* **Instructions to follow**: Convert the records below into a two-column CSV with the header row "description,locations", one row per record. Put each record's text in the description field and its answer in the locations field, each wrapped in double quotes, with line breaks replaced by spaces.

* **Recorded data**:
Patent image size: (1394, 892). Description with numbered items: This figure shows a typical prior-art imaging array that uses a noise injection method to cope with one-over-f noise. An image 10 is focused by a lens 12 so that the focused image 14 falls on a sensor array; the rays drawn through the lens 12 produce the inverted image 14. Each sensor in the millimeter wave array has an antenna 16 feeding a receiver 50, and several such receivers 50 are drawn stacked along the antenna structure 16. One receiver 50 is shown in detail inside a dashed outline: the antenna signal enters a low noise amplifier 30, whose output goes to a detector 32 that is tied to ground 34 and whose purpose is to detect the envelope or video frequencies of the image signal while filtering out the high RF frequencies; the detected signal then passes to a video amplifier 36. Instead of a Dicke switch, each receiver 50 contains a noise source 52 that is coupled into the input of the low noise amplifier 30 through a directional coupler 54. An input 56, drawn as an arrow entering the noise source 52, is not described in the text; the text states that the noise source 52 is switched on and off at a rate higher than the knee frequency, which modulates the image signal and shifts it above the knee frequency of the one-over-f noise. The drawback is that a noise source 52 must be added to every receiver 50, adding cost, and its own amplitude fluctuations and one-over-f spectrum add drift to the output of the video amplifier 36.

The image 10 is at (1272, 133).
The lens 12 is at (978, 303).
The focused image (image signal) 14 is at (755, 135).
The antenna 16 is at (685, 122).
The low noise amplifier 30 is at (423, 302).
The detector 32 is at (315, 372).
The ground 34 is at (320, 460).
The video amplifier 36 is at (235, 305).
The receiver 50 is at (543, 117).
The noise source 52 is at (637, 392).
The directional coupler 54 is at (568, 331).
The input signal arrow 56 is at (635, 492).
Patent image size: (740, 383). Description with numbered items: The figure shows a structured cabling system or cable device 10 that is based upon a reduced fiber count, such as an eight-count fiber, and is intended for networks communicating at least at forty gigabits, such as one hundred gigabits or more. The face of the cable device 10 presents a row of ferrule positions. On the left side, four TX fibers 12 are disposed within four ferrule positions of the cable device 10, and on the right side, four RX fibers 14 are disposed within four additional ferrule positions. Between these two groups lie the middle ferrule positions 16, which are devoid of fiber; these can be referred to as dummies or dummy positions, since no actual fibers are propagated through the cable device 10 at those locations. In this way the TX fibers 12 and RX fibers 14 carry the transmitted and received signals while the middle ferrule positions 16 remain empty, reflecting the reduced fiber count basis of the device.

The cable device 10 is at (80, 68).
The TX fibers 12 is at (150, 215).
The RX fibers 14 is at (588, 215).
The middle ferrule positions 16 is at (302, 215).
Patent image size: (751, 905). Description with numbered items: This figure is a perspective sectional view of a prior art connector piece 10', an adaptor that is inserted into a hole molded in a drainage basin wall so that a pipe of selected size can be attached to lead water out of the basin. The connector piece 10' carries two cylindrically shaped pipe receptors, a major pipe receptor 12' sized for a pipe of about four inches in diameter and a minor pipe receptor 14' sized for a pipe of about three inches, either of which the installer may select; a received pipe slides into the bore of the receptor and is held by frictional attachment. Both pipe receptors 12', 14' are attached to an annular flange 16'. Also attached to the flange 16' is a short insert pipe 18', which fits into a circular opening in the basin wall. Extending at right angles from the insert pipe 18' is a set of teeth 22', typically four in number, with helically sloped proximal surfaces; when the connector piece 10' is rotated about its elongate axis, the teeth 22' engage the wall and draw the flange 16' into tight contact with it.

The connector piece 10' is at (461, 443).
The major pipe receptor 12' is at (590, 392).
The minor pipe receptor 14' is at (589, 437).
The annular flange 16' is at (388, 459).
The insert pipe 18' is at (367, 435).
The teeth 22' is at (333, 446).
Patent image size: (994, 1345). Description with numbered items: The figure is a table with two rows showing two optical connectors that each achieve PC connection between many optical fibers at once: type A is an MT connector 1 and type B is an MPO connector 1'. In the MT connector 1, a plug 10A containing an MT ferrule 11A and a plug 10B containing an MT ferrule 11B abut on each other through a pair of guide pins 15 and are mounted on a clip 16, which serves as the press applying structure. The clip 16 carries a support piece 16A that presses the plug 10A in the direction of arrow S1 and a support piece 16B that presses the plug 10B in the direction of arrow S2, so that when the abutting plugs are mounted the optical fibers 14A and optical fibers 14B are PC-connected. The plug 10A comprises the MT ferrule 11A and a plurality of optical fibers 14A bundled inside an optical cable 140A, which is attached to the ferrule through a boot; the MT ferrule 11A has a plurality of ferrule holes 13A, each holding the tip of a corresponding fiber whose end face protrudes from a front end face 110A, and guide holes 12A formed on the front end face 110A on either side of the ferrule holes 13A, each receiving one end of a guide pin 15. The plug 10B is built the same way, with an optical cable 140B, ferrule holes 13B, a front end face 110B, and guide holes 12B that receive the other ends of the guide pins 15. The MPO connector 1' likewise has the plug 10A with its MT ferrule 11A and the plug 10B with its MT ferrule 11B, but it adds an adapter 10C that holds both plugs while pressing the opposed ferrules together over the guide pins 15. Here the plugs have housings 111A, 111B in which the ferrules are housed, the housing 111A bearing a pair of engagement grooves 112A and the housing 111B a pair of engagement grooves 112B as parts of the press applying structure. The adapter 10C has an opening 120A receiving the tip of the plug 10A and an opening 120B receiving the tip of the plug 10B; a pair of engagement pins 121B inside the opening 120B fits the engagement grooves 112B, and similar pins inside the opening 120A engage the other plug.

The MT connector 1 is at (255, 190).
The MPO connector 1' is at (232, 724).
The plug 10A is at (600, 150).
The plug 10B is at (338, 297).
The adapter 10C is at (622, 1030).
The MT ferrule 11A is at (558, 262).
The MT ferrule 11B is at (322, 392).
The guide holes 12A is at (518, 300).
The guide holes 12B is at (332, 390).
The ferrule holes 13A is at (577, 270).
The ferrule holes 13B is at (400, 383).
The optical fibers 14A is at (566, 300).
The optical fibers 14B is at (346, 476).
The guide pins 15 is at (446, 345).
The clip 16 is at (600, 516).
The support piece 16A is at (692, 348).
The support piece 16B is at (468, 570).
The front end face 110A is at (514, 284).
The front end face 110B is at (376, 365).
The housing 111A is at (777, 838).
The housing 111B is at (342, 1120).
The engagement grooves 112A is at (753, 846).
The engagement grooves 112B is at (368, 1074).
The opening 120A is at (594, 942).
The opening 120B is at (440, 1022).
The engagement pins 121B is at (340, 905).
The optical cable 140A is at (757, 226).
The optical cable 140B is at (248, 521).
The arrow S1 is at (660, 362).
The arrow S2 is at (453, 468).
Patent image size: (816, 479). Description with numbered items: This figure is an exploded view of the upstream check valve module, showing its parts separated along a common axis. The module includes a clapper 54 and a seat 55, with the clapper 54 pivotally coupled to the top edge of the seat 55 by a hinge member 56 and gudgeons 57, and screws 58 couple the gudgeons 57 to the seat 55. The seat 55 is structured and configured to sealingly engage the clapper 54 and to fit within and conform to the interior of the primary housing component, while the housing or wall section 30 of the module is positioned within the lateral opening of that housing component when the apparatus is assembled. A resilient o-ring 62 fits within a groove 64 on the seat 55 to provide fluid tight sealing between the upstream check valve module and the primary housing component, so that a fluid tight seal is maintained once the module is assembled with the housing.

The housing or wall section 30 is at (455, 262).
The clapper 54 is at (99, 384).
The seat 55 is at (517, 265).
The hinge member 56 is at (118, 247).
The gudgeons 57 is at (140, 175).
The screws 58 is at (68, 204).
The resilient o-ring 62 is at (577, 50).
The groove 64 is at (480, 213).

* **Full response**:
description,locations
"Patent image size: (1394, 892). Description with numbered items: This figure shows a typical prior-art imaging array that uses a noise injection method to cope with one-over-f noise. An image 10 is focused by a lens 12 so that the focused image 14 falls on a sensor array; the rays drawn through the lens 12 produce the inverted image 14. Each sensor in the millimeter wave array has an antenna 16 feeding a receiver 50, and several such receivers 50 are drawn stacked along the antenna structure 16. One receiver 50 is shown in detail inside a dashed outline: the antenna signal enters a low noise amplifier 30, whose output goes to a detector 32 that is tied to ground 34 and whose purpose is to detect the envelope or video frequencies of the image signal while filtering out the high RF frequencies; the detected signal then passes to a video amplifier 36. Instead of a Dicke switch, each receiver 50 contains a noise source 52 that is coupled into the input of the low noise amplifier 30 through a directional coupler 54. An input 56, drawn as an arrow entering the noise source 52, is not described in the text; the text states that the noise source 52 is switched on and off at a rate higher than the knee frequency, which modulates the image signal and shifts it above the knee frequency of the one-over-f noise. The drawback is that a noise source 52 must be added to every receiver 50, adding cost, and its own amplitude fluctuations and one-over-f spectrum add drift to the output of the video amplifier 36.","The image 10 is at (1272, 133). The lens 12 is at (978, 303). The focused image (image signal) 14 is at (755, 135). The antenna 16 is at (685, 122). The low noise amplifier 30 is at (423, 302). The detector 32 is at (315, 372). The ground 34 is at (320, 460). The video amplifier 36 is at (235, 305). The receiver 50 is at (543, 117). The noise source 52 is at (637, 392). The directional coupler 54 is at (568, 331). The input signal arrow 56 is at (635, 492)."
"Patent image size: (740, 383). Description with numbered items: The figure shows a structured cabling system or cable device 10 that is based upon a reduced fiber count, such as an eight-count fiber, and is intended for networks communicating at least at forty gigabits, such as one hundred gigabits or more. The face of the cable device 10 presents a row of ferrule positions. On the left side, four TX fibers 12 are disposed within four ferrule positions of the cable device 10, and on the right side, four RX fibers 14 are disposed within four additional ferrule positions. Between these two groups lie the middle ferrule positions 16, which are devoid of fiber; these can be referred to as dummies or dummy positions, since no actual fibers are propagated through the cable device 10 at those locations. In this way the TX fibers 12 and RX fibers 14 carry the transmitted and received signals while the middle ferrule positions 16 remain empty, reflecting the reduced fiber count basis of the device.","The cable device 10 is at (80, 68). The TX fibers 12 is at (150, 215). The RX fibers 14 is at (588, 215). The middle ferrule positions 16 is at (302, 215)."
"Patent image size: (751, 905). Description with numbered items: This figure is a perspective sectional view of a prior art connector piece 10', an adaptor that is inserted into a hole molded in a drainage basin wall so that a pipe of selected size can be attached to lead water out of the basin. The connector piece 10' carries two cylindrically shaped pipe receptors, a major pipe receptor 12' sized for a pipe of about four inches in diameter and a minor pipe receptor 14' sized for a pipe of about three inches, either of which the installer may select; a received pipe slides into the bore of the receptor and is held by frictional attachment. Both pipe receptors 12', 14' are attached to an annular flange 16'. Also attached to the flange 16' is a short insert pipe 18', which fits into a circular opening in the basin wall. Extending at right angles from the insert pipe 18' is a set of teeth 22', typically four in number, with helically sloped proximal surfaces; when the connector piece 10' is rotated about its elongate axis, the teeth 22' engage the wall and draw the flange 16' into tight contact with it.","The connector piece 10' is at (461, 443). The major pipe receptor 12' is at (590, 392). The minor pipe receptor 14' is at (589, 437). The annular flange 16' is at (388, 459). The insert pipe 18' is at (367, 435). The teeth 22' is at (333, 446)."
"Patent image size: (994, 1345). Description with numbered items: The figure is a table with two rows showing two optical connectors that each achieve PC connection between many optical fibers at once: type A is an MT connector 1 and type B is an MPO connector 1'. In the MT connector 1, a plug 10A containing an MT ferrule 11A and a plug 10B containing an MT ferrule 11B abut on each other through a pair of guide pins 15 and are mounted on a clip 16, which serves as the press applying structure. The clip 16 carries a support piece 16A that presses the plug 10A in the direction of arrow S1 and a support piece 16B that presses the plug 10B in the direction of arrow S2, so that when the abutting plugs are mounted the optical fibers 14A and optical fibers 14B are PC-connected. The plug 10A comprises the MT ferrule 11A and a plurality of optical fibers 14A bundled inside an optical cable 140A, which is attached to the ferrule through a boot; the MT ferrule 11A has a plurality of ferrule holes 13A, each holding the tip of a corresponding fiber whose end face protrudes from a front end face 110A, and guide holes 12A formed on the front end face 110A on either side of the ferrule holes 13A, each receiving one end of a guide pin 15. The plug 10B is built the same way, with an optical cable 140B, ferrule holes 13B, a front end face 110B, and guide holes 12B that receive the other ends of the guide pins 15. The MPO connector 1' likewise has the plug 10A with its MT ferrule 11A and the plug 10B with its MT ferrule 11B, but it adds an adapter 10C that holds both plugs while pressing the opposed ferrules together over the guide pins 15. Here the plugs have housings 111A, 111B in which the ferrules are housed, the housing 111A bearing a pair of engagement grooves 112A and the housing 111B a pair of engagement grooves 112B as parts of the press applying structure. The adapter 10C has an opening 120A receiving the tip of the plug 10A and an opening 120B receiving the tip of the plug 10B; a pair of engagement pins 121B inside the opening 120B fits the engagement grooves 112B, and similar pins inside the opening 120A engage the other plug.","The MT connector 1 is at (255, 190). The MPO connector 1' is at (232, 724). The plug 10A is at (600, 150). The plug 10B is at (338, 297). The adapter 10C is at (622, 1030). The MT ferrule 11A is at (558, 262). The MT ferrule 11B is at (322, 392). The guide holes 12A is at (518, 300). The guide holes 12B is at (332, 390). The ferrule holes 13A is at (577, 270). The ferrule holes 13B is at (400, 383). The optical fibers 14A is at (566, 300). The optical fibers 14B is at (346, 476). The guide pins 15 is at (446, 345). The clip 16 is at (600, 516). The support piece 16A is at (692, 348). The support piece 16B is at (468, 570). The front end face 110A is at (514, 284). The front end face 110B is at (376, 365). The housing 111A is at (777, 838). The housing 111B is at (342, 1120). The engagement grooves 112A is at (753, 846). The engagement grooves 112B is at (368, 1074). The opening 120A is at (594, 942). The opening 120B is at (440, 1022). The engagement pins 121B is at (340, 905). The optical cable 140A is at (757, 226). The optical cable 140B is at (248, 521). The arrow S1 is at (660, 362). The arrow S2 is at (453, 468)."
"Patent image size: (816, 479). Description with numbered items: This figure is an exploded view of the upstream check valve module, showing its parts separated along a common axis. The module includes a clapper 54 and a seat 55, with the clapper 54 pivotally coupled to the top edge of the seat 55 by a hinge member 56 and gudgeons 57, and screws 58 couple the gudgeons 57 to the seat 55. The seat 55 is structured and configured to sealingly engage the clapper 54 and to fit within and conform to the interior of the primary housing component, while the housing or wall section 30 of the module is positioned within the lateral opening of that housing component when the apparatus is assembled. A resilient o-ring 62 fits within a groove 64 on the seat 55 to provide fluid tight sealing between the upstream check valve module and the primary housing component, so that a fluid tight seal is maintained once the module is assembled with the housing.","The housing or wall section 30 is at (455, 262). The clapper 54 is at (99, 384). The seat 55 is at (517, 265). The hinge member 56 is at (118, 247). The gudgeons 57 is at (140, 175). The screws 58 is at (68, 204). The resilient o-ring 62 is at (577, 50). The groove 64 is at (480, 213)."